### STATED EXERCISE:
Could you transcribe the material below exactly, without leaving out a single line?

### Data records:
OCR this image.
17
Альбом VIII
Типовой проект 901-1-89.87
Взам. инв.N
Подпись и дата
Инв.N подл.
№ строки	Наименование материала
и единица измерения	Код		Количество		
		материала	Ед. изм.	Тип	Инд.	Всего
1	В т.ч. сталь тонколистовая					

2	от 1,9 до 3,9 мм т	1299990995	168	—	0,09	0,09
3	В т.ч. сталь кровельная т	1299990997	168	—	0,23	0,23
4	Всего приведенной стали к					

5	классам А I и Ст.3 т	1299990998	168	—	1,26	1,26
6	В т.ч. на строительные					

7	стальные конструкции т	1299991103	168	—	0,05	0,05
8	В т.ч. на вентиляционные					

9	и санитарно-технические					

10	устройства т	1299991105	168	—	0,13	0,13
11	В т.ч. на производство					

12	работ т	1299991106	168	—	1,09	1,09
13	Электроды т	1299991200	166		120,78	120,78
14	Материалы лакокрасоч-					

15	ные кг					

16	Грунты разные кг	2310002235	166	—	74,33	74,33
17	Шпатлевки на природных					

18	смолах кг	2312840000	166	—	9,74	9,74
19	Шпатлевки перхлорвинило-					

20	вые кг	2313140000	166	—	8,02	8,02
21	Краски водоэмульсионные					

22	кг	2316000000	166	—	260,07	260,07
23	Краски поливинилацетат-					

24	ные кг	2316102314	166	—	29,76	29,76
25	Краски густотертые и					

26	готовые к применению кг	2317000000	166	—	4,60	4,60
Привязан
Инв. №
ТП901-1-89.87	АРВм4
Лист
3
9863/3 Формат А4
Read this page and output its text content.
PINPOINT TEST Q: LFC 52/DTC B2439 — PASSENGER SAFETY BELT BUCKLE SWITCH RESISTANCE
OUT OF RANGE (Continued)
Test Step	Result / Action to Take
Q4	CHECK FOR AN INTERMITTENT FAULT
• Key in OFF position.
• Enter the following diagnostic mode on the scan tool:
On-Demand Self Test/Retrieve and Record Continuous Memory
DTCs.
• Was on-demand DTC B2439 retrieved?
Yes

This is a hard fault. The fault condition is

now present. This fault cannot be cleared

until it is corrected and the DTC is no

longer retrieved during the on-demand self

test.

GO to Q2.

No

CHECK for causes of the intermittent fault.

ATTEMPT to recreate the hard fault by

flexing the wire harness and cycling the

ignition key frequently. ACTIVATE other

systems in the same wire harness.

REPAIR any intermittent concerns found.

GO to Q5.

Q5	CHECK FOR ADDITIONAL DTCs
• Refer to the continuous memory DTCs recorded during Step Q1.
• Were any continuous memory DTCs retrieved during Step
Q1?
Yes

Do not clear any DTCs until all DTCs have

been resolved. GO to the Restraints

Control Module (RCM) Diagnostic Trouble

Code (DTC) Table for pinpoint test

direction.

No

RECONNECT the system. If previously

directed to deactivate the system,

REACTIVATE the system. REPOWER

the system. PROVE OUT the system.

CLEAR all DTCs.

### EXERCISE RESPONSE:
OCR this image.
17
Альбом VIII
Типовой проект 901-1-89.87
Взам. инв.N
Подпись и дата
Инв.N подл.
№ строки	Наименование материала
и единица измерения	Код		Количество		
		материала	Ед. изм.	Тип	Инд.	Всего
1	В т.ч. сталь тонколистовая					

2	от 1,9 до 3,9 мм т	1299990995	168	—	0,09	0,09
3	В т.ч. сталь кровельная т	1299990997	168	—	0,23	0,23
4	Всего приведенной стали к					

5	классам А I и Ст.3 т	1299990998	168	—	1,26	1,26
6	В т.ч. на строительные					

7	стальные конструкции т	1299991103	168	—	0,05	0,05
8	В т.ч. на вентиляционные					

9	и санитарно-технические					

10	устройства т	1299991105	168	—	0,13	0,13
11	В т.ч. на производство					

12	работ т	1299991106	168	—	1,09	1,09
13	Электроды т	1299991200	166		120,78	120,78
14	Материалы лакокрасоч-					

15	ные кг					

16	Грунты разные кг	2310002235	166	—	74,33	74,33
17	Шпатлевки на природных					

18	смолах кг	2312840000	166	—	9,74	9,74
19	Шпатлевки перхлорвинило-					

20	вые кг	2313140000	166	—	8,02	8,02
21	Краски водоэмульсионные					

22	кг	2316000000	166	—	260,07	260,07
23	Краски поливинилацетат-					

24	ные кг	2316102314	166	—	29,76	29,76
25	Краски густотертые и					

26	готовые к применению кг	2317000000	166	—	4,60	4,60
Привязан
Инв. №
ТП901-1-89.87	АРВм4
Лист
3
9863/3 Формат А4
Read this page and output its text content.
PINPOINT TEST Q: LFC 52/DTC B2439 — PASSENGER SAFETY BELT BUCKLE SWITCH RESISTANCE
OUT OF RANGE (Continued)
Test Step	Result / Action to Take
Q4	CHECK FOR AN INTERMITTENT FAULT
• Key in OFF position.
• Enter the following diagnostic mode on the scan tool:
On-Demand Self Test/Retrieve and Record Continuous Memory
DTCs.
• Was on-demand DTC B2439 retrieved?
Yes

This is a hard fault. The fault condition is

now present. This fault cannot be cleared

until it is corrected and the DTC is no

longer retrieved during the on-demand self

test.

GO to Q2.

No

CHECK for causes of the intermittent fault.

ATTEMPT to recreate the hard fault by

flexing the wire harness and cycling the

ignition key frequently. ACTIVATE other

systems in the same wire harness.

REPAIR any intermittent concerns found.

GO to Q5.

Q5	CHECK FOR ADDITIONAL DTCs
• Refer to the continuous memory DTCs recorded during Step Q1.
• Were any continuous memory DTCs retrieved during Step
Q1?
Yes

Do not clear any DTCs until all DTCs have

been resolved. GO to the Restraints

Control Module (RCM) Diagnostic Trouble

Code (DTC) Table for pinpoint test

direction.

No

RECONNECT the system. If previously

directed to deactivate the system,

REACTIVATE the system. REPOWER

the system. PROVE OUT the system.

CLEAR all DTCs.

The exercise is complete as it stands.